▶ [Stated exercise]
Below are some entries. Work out how many of their lines hold the word "JSON", and write that number alone.

▶ [Information given]

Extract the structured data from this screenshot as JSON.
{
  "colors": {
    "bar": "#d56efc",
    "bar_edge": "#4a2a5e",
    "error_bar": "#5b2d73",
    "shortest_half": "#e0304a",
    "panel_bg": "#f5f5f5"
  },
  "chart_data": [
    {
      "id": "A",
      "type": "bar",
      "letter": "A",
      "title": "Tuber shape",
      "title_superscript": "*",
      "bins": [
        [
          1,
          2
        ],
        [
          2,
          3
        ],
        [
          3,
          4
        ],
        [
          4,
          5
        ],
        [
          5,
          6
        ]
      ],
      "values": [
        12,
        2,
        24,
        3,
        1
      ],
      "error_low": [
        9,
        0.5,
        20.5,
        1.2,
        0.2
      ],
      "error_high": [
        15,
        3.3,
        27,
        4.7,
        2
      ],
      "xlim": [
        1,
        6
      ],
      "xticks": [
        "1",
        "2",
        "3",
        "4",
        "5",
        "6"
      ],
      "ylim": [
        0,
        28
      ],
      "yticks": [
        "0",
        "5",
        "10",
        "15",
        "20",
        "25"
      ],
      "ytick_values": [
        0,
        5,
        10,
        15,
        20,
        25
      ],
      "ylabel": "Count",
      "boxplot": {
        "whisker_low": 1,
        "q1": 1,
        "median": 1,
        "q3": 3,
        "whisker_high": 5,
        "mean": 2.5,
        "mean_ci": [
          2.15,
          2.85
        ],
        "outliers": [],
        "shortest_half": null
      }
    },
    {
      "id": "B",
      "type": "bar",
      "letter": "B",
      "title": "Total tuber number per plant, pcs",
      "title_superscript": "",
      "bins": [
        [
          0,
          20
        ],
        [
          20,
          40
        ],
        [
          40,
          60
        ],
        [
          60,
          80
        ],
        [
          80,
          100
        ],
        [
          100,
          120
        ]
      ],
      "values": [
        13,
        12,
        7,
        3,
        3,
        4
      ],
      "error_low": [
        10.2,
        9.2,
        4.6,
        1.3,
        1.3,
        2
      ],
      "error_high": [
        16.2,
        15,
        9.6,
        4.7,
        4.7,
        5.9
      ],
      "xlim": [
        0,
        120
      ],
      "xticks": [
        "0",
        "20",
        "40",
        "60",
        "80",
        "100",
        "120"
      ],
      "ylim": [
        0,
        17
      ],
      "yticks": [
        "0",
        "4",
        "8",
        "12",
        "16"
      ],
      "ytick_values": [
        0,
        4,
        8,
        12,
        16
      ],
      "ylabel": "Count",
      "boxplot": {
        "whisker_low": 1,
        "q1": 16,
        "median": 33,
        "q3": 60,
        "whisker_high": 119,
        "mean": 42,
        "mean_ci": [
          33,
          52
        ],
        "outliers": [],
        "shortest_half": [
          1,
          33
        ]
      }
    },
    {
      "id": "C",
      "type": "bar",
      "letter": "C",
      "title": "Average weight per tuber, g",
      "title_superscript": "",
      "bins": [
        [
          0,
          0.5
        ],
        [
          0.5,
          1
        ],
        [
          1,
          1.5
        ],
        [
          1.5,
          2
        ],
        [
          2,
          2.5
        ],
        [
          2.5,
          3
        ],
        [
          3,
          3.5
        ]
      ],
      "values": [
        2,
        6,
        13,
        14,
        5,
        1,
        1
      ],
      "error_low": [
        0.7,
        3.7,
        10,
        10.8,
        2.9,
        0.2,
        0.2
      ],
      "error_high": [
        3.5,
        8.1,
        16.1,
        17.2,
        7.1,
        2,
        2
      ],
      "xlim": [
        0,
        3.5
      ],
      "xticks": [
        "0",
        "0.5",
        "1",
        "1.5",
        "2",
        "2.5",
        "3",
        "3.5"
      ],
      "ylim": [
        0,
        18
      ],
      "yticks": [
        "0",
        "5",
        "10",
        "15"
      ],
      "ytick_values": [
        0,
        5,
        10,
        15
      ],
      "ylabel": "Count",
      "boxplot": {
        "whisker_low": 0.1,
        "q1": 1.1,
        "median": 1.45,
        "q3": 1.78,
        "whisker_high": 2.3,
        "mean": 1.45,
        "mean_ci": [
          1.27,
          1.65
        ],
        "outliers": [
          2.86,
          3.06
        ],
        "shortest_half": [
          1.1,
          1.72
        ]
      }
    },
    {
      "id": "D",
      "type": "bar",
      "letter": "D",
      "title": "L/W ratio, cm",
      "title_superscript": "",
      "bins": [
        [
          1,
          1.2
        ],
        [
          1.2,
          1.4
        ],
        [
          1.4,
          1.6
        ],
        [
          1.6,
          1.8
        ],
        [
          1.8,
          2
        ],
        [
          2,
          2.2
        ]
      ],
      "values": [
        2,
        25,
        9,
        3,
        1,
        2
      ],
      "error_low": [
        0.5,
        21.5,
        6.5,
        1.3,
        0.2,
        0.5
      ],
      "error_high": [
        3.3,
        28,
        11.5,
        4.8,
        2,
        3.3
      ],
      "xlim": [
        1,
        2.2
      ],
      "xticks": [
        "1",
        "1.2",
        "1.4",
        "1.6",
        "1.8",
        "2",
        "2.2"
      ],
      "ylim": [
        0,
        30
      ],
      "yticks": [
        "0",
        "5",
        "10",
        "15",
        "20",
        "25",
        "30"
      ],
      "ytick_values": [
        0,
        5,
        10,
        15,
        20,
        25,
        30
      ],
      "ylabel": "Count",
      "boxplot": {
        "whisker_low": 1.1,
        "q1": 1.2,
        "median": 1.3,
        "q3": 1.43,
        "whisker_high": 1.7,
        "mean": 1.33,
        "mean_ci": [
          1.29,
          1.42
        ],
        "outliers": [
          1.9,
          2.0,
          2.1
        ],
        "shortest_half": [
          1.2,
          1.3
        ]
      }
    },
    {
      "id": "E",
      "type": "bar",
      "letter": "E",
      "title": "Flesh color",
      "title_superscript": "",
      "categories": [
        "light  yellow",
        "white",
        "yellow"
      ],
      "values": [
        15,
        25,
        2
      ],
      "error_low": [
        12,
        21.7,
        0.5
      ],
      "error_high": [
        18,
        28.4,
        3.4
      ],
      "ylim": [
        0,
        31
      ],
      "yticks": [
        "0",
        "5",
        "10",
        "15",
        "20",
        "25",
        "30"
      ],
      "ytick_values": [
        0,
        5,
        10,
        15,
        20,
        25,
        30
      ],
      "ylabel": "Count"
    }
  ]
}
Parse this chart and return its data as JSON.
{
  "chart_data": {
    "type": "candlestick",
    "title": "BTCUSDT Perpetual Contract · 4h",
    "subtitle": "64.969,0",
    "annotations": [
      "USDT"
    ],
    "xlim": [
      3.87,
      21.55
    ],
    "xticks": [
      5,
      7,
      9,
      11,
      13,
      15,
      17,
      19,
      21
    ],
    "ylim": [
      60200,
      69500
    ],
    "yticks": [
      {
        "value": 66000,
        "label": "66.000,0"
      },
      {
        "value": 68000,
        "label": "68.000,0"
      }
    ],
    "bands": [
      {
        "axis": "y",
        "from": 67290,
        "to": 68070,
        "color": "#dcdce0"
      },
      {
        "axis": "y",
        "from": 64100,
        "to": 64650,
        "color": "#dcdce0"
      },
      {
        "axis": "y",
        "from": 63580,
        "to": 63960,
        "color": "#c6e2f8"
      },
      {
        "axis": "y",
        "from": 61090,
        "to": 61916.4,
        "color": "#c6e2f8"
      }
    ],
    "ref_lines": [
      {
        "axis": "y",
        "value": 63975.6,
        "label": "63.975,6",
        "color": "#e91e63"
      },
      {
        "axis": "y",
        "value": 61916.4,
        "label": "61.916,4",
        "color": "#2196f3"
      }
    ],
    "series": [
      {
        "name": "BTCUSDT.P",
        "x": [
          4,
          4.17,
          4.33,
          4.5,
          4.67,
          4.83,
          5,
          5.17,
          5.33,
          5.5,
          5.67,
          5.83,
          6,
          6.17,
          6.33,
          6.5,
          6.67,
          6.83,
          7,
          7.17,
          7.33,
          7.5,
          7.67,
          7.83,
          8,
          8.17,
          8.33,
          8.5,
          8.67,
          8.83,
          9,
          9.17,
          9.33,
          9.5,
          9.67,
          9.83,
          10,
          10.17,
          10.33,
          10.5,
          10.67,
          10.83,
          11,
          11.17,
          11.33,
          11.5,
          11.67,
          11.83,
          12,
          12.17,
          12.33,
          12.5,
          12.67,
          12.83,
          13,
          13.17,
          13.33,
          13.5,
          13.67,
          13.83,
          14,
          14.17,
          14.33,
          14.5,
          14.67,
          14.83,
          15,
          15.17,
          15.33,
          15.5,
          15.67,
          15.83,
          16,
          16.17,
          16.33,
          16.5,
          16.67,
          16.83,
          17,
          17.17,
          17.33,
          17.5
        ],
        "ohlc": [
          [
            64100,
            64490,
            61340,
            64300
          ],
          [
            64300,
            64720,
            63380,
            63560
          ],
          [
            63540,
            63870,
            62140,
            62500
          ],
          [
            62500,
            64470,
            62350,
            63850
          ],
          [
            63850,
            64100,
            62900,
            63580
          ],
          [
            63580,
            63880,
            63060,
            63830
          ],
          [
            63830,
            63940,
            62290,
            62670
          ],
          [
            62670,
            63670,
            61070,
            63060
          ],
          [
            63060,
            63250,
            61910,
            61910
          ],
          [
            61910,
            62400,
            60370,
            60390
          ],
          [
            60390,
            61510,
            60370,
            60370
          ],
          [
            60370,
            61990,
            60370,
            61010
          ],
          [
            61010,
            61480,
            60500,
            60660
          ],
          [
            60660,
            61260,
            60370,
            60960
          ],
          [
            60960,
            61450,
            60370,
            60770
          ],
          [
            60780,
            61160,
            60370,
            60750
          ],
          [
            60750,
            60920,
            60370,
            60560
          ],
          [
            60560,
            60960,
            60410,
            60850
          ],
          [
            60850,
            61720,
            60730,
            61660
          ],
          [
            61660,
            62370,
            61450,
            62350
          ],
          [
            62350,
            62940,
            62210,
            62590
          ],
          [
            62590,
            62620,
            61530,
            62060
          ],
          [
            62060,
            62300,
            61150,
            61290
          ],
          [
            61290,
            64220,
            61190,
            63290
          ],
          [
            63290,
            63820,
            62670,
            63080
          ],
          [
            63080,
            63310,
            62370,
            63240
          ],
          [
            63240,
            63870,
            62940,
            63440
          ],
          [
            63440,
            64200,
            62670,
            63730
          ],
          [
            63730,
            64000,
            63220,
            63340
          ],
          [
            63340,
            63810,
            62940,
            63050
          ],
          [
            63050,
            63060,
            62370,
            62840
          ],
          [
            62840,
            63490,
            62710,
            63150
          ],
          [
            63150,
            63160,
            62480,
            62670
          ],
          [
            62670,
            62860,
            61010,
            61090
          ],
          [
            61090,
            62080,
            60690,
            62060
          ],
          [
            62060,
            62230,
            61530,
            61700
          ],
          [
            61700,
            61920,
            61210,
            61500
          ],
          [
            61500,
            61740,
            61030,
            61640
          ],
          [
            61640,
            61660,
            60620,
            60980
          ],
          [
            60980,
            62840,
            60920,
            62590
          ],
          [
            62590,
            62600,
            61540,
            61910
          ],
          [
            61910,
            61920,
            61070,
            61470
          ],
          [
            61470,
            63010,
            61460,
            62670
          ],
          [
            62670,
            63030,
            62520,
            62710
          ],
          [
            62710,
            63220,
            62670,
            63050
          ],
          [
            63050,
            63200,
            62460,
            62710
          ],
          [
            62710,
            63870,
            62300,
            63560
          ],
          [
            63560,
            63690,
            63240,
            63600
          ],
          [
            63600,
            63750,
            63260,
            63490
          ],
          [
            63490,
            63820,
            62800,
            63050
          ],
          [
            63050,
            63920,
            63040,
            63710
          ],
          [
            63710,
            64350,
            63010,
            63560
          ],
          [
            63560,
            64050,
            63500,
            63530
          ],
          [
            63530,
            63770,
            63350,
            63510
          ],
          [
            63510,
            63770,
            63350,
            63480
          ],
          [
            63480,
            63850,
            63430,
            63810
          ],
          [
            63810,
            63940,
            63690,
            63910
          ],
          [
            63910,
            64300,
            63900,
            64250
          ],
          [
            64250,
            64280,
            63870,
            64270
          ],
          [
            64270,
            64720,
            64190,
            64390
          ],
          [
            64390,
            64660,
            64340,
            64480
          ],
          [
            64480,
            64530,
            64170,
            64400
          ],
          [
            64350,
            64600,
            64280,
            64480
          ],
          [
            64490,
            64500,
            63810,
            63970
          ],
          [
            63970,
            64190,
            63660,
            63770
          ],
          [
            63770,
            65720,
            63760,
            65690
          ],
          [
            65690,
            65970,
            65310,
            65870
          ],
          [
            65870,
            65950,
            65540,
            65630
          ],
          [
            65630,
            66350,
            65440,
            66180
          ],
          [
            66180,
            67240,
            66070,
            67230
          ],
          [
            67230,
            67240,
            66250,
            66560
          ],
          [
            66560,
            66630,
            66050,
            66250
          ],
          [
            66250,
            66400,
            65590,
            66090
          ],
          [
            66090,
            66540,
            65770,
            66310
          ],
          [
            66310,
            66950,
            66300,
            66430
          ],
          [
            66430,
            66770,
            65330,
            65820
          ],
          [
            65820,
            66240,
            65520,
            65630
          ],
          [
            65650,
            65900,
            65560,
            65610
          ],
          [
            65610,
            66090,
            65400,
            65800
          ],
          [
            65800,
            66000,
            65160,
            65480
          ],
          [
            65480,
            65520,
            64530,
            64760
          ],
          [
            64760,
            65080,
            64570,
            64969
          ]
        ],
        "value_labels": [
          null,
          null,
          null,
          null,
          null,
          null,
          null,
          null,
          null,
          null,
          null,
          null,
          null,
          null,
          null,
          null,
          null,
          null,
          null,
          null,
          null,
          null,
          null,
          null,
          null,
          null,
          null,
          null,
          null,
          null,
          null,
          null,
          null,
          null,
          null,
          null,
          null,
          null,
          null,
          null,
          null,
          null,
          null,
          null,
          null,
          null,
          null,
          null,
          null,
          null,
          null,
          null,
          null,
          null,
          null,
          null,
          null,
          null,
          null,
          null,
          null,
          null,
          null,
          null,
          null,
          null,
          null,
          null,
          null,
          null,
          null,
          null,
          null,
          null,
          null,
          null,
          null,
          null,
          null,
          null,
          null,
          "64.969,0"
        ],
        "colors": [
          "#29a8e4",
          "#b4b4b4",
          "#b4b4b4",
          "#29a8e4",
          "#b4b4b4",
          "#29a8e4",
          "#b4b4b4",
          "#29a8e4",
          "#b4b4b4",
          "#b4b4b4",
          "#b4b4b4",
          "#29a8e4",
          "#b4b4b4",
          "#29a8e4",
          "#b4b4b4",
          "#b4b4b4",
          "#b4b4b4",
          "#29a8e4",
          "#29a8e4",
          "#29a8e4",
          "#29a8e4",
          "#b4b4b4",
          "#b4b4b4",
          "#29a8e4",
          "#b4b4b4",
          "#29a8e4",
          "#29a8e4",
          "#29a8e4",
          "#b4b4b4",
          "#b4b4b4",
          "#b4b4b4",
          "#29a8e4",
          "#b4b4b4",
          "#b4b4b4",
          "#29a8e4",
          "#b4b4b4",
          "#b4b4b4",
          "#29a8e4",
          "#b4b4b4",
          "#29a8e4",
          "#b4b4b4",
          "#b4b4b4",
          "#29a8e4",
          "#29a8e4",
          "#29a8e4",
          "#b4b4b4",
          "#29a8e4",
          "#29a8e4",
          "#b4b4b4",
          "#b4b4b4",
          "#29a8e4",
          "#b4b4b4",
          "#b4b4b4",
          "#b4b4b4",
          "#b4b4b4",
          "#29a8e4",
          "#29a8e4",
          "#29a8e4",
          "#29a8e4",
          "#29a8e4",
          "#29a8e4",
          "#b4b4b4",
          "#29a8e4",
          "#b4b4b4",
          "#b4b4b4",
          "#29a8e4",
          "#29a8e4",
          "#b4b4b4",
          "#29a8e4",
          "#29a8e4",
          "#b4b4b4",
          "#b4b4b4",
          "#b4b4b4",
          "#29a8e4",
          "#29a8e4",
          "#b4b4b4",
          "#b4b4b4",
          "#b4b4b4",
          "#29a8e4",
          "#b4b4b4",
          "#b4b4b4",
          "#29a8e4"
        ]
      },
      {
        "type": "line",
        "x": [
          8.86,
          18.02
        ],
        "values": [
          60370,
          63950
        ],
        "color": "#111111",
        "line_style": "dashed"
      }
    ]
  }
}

▶ [Expected answer]
2